> [Set task]
Write out all the data again, exactly as it stands.

> [Extracted information]

==============================

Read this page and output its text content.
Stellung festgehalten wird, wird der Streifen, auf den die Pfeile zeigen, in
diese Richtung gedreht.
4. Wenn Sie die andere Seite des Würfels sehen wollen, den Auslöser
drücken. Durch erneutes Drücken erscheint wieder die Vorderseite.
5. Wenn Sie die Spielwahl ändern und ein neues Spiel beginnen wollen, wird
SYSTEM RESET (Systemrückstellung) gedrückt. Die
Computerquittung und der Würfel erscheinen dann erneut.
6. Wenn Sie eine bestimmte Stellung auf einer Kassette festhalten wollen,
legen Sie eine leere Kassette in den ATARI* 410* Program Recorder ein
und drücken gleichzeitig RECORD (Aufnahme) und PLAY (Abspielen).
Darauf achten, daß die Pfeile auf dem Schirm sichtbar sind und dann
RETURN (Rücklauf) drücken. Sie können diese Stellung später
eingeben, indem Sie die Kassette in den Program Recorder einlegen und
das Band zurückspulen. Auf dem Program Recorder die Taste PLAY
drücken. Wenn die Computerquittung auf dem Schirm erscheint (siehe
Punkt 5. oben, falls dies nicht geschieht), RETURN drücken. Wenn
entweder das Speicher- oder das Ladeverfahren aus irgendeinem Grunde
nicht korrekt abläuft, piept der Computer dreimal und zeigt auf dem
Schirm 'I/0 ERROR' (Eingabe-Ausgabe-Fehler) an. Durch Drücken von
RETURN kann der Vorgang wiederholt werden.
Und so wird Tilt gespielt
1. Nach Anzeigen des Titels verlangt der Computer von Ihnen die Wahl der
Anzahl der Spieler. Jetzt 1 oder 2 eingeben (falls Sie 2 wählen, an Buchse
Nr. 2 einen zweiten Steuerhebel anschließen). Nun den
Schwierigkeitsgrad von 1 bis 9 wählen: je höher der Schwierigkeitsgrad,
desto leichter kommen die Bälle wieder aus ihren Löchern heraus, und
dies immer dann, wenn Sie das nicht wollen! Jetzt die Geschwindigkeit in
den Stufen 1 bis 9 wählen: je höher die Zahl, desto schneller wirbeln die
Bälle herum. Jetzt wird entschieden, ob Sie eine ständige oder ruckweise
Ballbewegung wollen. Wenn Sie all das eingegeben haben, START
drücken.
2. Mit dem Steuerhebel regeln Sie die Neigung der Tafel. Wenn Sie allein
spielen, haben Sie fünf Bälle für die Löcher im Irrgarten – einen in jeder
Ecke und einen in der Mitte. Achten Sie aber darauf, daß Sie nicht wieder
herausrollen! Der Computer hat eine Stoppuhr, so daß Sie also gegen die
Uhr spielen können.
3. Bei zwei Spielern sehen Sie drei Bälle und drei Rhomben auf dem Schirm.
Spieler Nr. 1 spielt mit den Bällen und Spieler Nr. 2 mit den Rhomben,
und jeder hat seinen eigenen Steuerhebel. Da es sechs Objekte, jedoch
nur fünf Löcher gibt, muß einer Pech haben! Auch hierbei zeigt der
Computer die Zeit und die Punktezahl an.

==============================

> [Task output]
Read this page and output its text content.
Stellung festgehalten wird, wird der Streifen, auf den die Pfeile zeigen, in
diese Richtung gedreht.
4. Wenn Sie die andere Seite des Würfels sehen wollen, den Auslöser
drücken. Durch erneutes Drücken erscheint wieder die Vorderseite.
5. Wenn Sie die Spielwahl ändern und ein neues Spiel beginnen wollen, wird
SYSTEM RESET (Systemrückstellung) gedrückt. Die
Computerquittung und der Würfel erscheinen dann erneut.
6. Wenn Sie eine bestimmte Stellung auf einer Kassette festhalten wollen,
legen Sie eine leere Kassette in den ATARI* 410* Program Recorder ein
und drücken gleichzeitig RECORD (Aufnahme) und PLAY (Abspielen).
Darauf achten, daß die Pfeile auf dem Schirm sichtbar sind und dann
RETURN (Rücklauf) drücken. Sie können diese Stellung später
eingeben, indem Sie die Kassette in den Program Recorder einlegen und
das Band zurückspulen. Auf dem Program Recorder die Taste PLAY
drücken. Wenn die Computerquittung auf dem Schirm erscheint (siehe
Punkt 5. oben, falls dies nicht geschieht), RETURN drücken. Wenn
entweder das Speicher- oder das Ladeverfahren aus irgendeinem Grunde
nicht korrekt abläuft, piept der Computer dreimal und zeigt auf dem
Schirm 'I/0 ERROR' (Eingabe-Ausgabe-Fehler) an. Durch Drücken von
RETURN kann der Vorgang wiederholt werden.
Und so wird Tilt gespielt
1. Nach Anzeigen des Titels verlangt der Computer von Ihnen die Wahl der
Anzahl der Spieler. Jetzt 1 oder 2 eingeben (falls Sie 2 wählen, an Buchse
Nr. 2 einen zweiten Steuerhebel anschließen). Nun den
Schwierigkeitsgrad von 1 bis 9 wählen: je höher der Schwierigkeitsgrad,
desto leichter kommen die Bälle wieder aus ihren Löchern heraus, und
dies immer dann, wenn Sie das nicht wollen! Jetzt die Geschwindigkeit in
den Stufen 1 bis 9 wählen: je höher die Zahl, desto schneller wirbeln die
Bälle herum. Jetzt wird entschieden, ob Sie eine ständige oder ruckweise
Ballbewegung wollen. Wenn Sie all das eingegeben haben, START
drücken.
2. Mit dem Steuerhebel regeln Sie die Neigung der Tafel. Wenn Sie allein
spielen, haben Sie fünf Bälle für die Löcher im Irrgarten – einen in jeder
Ecke und einen in der Mitte. Achten Sie aber darauf, daß Sie nicht wieder
herausrollen! Der Computer hat eine Stoppuhr, so daß Sie also gegen die
Uhr spielen können.
3. Bei zwei Spielern sehen Sie drei Bälle und drei Rhomben auf dem Schirm.
Spieler Nr. 1 spielt mit den Bällen und Spieler Nr. 2 mit den Rhomben,
und jeder hat seinen eigenen Steuerhebel. Da es sechs Objekte, jedoch
nur fünf Löcher gibt, muß einer Pech haben! Auch hierbei zeigt der
Computer die Zeit und die Punktezahl an.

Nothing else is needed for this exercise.